Records from a collection of figures
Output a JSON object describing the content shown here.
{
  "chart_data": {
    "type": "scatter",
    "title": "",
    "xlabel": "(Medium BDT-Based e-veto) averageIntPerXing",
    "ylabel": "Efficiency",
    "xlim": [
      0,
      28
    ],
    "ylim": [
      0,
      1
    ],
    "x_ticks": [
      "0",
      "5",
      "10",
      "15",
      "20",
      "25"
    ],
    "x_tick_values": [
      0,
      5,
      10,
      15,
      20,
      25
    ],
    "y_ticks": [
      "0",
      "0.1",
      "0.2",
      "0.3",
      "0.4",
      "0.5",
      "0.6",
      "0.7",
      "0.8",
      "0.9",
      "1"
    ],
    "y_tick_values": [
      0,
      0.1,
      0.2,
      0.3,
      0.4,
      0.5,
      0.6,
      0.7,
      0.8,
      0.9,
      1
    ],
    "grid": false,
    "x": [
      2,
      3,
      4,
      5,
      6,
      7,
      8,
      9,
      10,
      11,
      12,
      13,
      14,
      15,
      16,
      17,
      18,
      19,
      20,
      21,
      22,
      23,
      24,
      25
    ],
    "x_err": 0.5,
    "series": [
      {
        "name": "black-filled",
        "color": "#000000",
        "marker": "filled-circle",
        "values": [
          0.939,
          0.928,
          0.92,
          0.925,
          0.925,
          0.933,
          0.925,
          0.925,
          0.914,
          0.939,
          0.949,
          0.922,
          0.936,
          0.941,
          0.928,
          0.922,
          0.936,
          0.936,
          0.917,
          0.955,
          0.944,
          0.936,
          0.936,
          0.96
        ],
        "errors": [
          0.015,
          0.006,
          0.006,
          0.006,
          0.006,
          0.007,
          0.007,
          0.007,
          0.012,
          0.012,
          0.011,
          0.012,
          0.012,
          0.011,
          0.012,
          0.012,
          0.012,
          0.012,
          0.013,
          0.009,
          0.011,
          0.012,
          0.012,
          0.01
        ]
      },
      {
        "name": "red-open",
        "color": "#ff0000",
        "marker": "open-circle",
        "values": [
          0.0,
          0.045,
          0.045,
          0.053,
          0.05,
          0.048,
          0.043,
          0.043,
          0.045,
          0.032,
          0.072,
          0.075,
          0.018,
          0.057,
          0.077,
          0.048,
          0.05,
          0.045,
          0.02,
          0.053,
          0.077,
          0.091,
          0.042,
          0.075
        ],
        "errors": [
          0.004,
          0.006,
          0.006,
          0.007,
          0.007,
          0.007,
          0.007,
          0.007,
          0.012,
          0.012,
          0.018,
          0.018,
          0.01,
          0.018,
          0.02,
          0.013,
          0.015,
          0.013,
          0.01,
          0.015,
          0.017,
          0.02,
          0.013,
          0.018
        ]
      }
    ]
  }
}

* **WHAT THE TASK ASKS**
Write the data back out verbatim.

* **WRITTEN ANSWER**
Output a JSON object describing the content shown here.
{
  "chart_data": {
    "type": "scatter",
    "title": "",
    "xlabel": "(Medium BDT-Based e-veto) averageIntPerXing",
    "ylabel": "Efficiency",
    "xlim": [
      0,
      28
    ],
    "ylim": [
      0,
      1
    ],
    "x_ticks": [
      "0",
      "5",
      "10",
      "15",
      "20",
      "25"
    ],
    "x_tick_values": [
      0,
      5,
      10,
      15,
      20,
      25
    ],
    "y_ticks": [
      "0",
      "0.1",
      "0.2",
      "0.3",
      "0.4",
      "0.5",
      "0.6",
      "0.7",
      "0.8",
      "0.9",
      "1"
    ],
    "y_tick_values": [
      0,
      0.1,
      0.2,
      0.3,
      0.4,
      0.5,
      0.6,
      0.7,
      0.8,
      0.9,
      1
    ],
    "grid": false,
    "x": [
      2,
      3,
      4,
      5,
      6,
      7,
      8,
      9,
      10,
      11,
      12,
      13,
      14,
      15,
      16,
      17,
      18,
      19,
      20,
      21,
      22,
      23,
      24,
      25
    ],
    "x_err": 0.5,
    "series": [
      {
        "name": "black-filled",
        "color": "#000000",
        "marker": "filled-circle",
        "values": [
          0.939,
          0.928,
          0.92,
          0.925,
          0.925,
          0.933,
          0.925,
          0.925,
          0.914,
          0.939,
          0.949,
          0.922,
          0.936,
          0.941,
          0.928,
          0.922,
          0.936,
          0.936,
          0.917,
          0.955,
          0.944,
          0.936,
          0.936,
          0.96
        ],
        "errors": [
          0.015,
          0.006,
          0.006,
          0.006,
          0.006,
          0.007,
          0.007,
          0.007,
          0.012,
          0.012,
          0.011,
          0.012,
          0.012,
          0.011,
          0.012,
          0.012,
          0.012,
          0.012,
          0.013,
          0.009,
          0.011,
          0.012,
          0.012,
          0.01
        ]
      },
      {
        "name": "red-open",
        "color": "#ff0000",
        "marker": "open-circle",
        "values": [
          0.0,
          0.045,
          0.045,
          0.053,
          0.05,
          0.048,
          0.043,
          0.043,
          0.045,
          0.032,
          0.072,
          0.075,
          0.018,
          0.057,
          0.077,
          0.048,
          0.05,
          0.045,
          0.02,
          0.053,
          0.077,
          0.091,
          0.042,
          0.075
        ],
        "errors": [
          0.004,
          0.006,
          0.006,
          0.007,
          0.007,
          0.007,
          0.007,
          0.007,
          0.012,
          0.012,
          0.018,
          0.018,
          0.01,
          0.018,
          0.02,
          0.013,
          0.015,
          0.013,
          0.01,
          0.015,
          0.017,
          0.02,
          0.013,
          0.018
        ]
      }
    ]
  }
}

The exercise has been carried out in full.